[start Given data]

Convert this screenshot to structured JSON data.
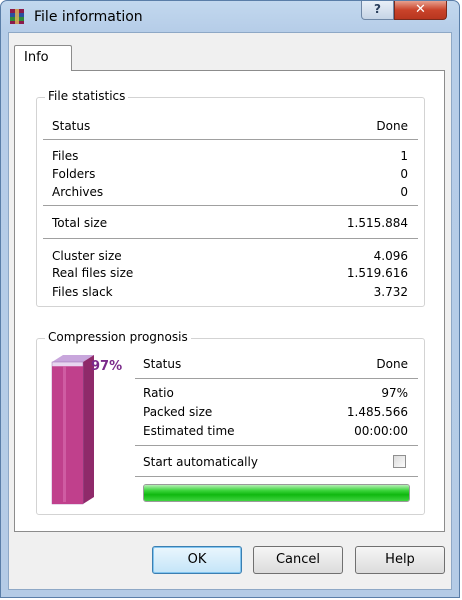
{
  "window": {
    "title": "File information"
  },
  "titlebar": {
    "help_glyph": "?",
    "close_glyph": "✕"
  },
  "tabs": [
    {
      "label": "Info"
    }
  ],
  "file_statistics": {
    "title": "File statistics",
    "status": {
      "label": "Status",
      "value": "Done"
    },
    "counts": [
      {
        "label": "Files",
        "value": "1"
      },
      {
        "label": "Folders",
        "value": "0"
      },
      {
        "label": "Archives",
        "value": "0"
      }
    ],
    "total": {
      "label": "Total size",
      "value": "1.515.884"
    },
    "sizes": [
      {
        "label": "Cluster size",
        "value": "4.096"
      },
      {
        "label": "Real files size",
        "value": "1.519.616"
      },
      {
        "label": "Files slack",
        "value": "3.732"
      }
    ]
  },
  "compression": {
    "title": "Compression prognosis",
    "percent_label": "97%",
    "ratio_fraction": 0.97,
    "status": {
      "label": "Status",
      "value": "Done"
    },
    "details": [
      {
        "label": "Ratio",
        "value": "97%"
      },
      {
        "label": "Packed size",
        "value": "1.485.566"
      },
      {
        "label": "Estimated time",
        "value": "00:00:00"
      }
    ],
    "start_auto_label": "Start automatically",
    "start_auto_checked": false,
    "progress_fraction": 1.0
  },
  "buttons": {
    "ok": "OK",
    "cancel": "Cancel",
    "help": "Help"
  },
  "colors": {
    "bar_fill": "#c0408c",
    "progress_green": "#22c322",
    "percent_text": "#7a2a8a"
  }
}
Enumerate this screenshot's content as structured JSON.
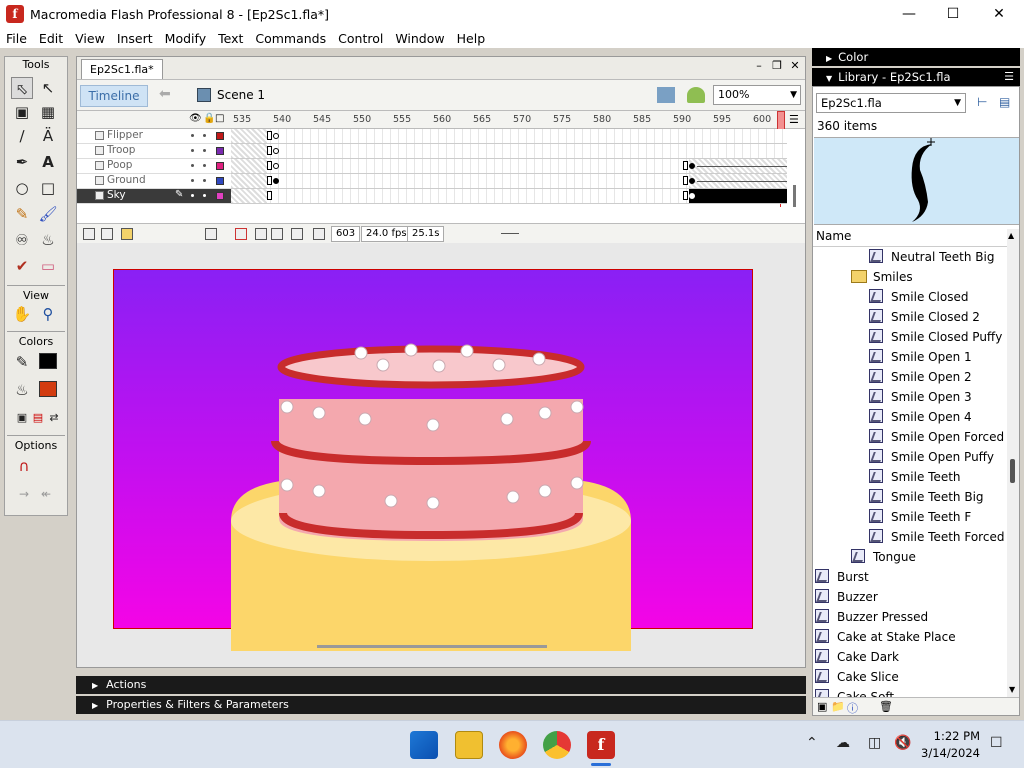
{
  "window": {
    "title": "Macromedia Flash Professional 8 - [Ep2Sc1.fla*]",
    "app_icon": "f",
    "controls": [
      "minimize-icon",
      "maximize-icon",
      "close-icon"
    ]
  },
  "menu": [
    "File",
    "Edit",
    "View",
    "Insert",
    "Modify",
    "Text",
    "Commands",
    "Control",
    "Window",
    "Help"
  ],
  "tools": {
    "title": "Tools",
    "view_label": "View",
    "colors_label": "Colors",
    "options_label": "Options",
    "stroke_color": "#000000",
    "fill_color": "#d23c10"
  },
  "document": {
    "tab": "Ep2Sc1.fla*",
    "timeline_label": "Timeline",
    "scene": "Scene 1",
    "zoom": "100%",
    "frame_numbers": [
      "535",
      "540",
      "545",
      "550",
      "555",
      "560",
      "565",
      "570",
      "575",
      "580",
      "585",
      "590",
      "595",
      "600"
    ],
    "layers": [
      {
        "name": "Flipper",
        "color": "#c01818"
      },
      {
        "name": "Troop",
        "color": "#7a2ab0"
      },
      {
        "name": "Poop",
        "color": "#e02080"
      },
      {
        "name": "Ground",
        "color": "#3048c0"
      },
      {
        "name": "Sky",
        "color": "#e040c0"
      }
    ],
    "current_frame": "603",
    "fps": "24.0 fps",
    "time": "25.1s",
    "stage_colors": {
      "top": "#8a20f4",
      "bottom": "#f404e6"
    }
  },
  "panels": {
    "actions": "Actions",
    "properties": "Properties & Filters & Parameters",
    "color": "Color",
    "library": "Library - Ep2Sc1.fla"
  },
  "library": {
    "document": "Ep2Sc1.fla",
    "count": "360 items",
    "column": "Name",
    "items": [
      {
        "label": "Neutral Teeth Big",
        "type": "symbol",
        "indent": 2
      },
      {
        "label": "Smiles",
        "type": "folder",
        "indent": 1
      },
      {
        "label": "Smile Closed",
        "type": "symbol",
        "indent": 2
      },
      {
        "label": "Smile Closed 2",
        "type": "symbol",
        "indent": 2
      },
      {
        "label": "Smile Closed Puffy",
        "type": "symbol",
        "indent": 2
      },
      {
        "label": "Smile Open 1",
        "type": "symbol",
        "indent": 2
      },
      {
        "label": "Smile Open 2",
        "type": "symbol",
        "indent": 2
      },
      {
        "label": "Smile Open 3",
        "type": "symbol",
        "indent": 2
      },
      {
        "label": "Smile Open 4",
        "type": "symbol",
        "indent": 2
      },
      {
        "label": "Smile Open Forced",
        "type": "symbol",
        "indent": 2
      },
      {
        "label": "Smile Open Puffy",
        "type": "symbol",
        "indent": 2
      },
      {
        "label": "Smile Teeth",
        "type": "symbol",
        "indent": 2
      },
      {
        "label": "Smile Teeth Big",
        "type": "symbol",
        "indent": 2
      },
      {
        "label": "Smile Teeth F",
        "type": "symbol",
        "indent": 2
      },
      {
        "label": "Smile Teeth Forced",
        "type": "symbol",
        "indent": 2
      },
      {
        "label": "Tongue",
        "type": "symbol",
        "indent": 1
      },
      {
        "label": "Burst",
        "type": "symbol",
        "indent": 0
      },
      {
        "label": "Buzzer",
        "type": "symbol",
        "indent": 0
      },
      {
        "label": "Buzzer Pressed",
        "type": "symbol",
        "indent": 0
      },
      {
        "label": "Cake at Stake Place",
        "type": "symbol",
        "indent": 0
      },
      {
        "label": "Cake Dark",
        "type": "symbol",
        "indent": 0
      },
      {
        "label": "Cake Slice",
        "type": "symbol",
        "indent": 0
      },
      {
        "label": "Cake Soft",
        "type": "symbol",
        "indent": 0
      }
    ]
  },
  "taskbar": {
    "apps": [
      "windows-start-icon",
      "file-explorer-icon",
      "firefox-icon",
      "chrome-icon",
      "flash-icon"
    ],
    "time": "1:22 PM",
    "date": "3/14/2024"
  }
}
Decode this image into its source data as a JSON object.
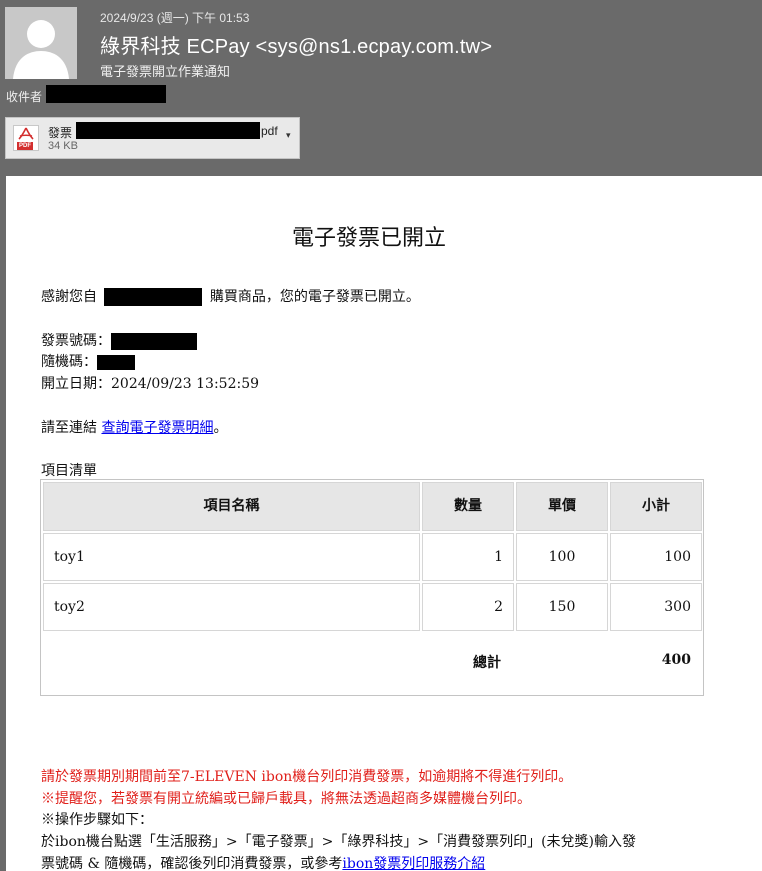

[end Given data]

Exercise task
Only lines with the word "this" should be collected from the material.

Worked solution
Convert this screenshot to structured JSON data.
Enumerate this screenshot's content as structured JSON.
Decode this image into its source data as a JSON object.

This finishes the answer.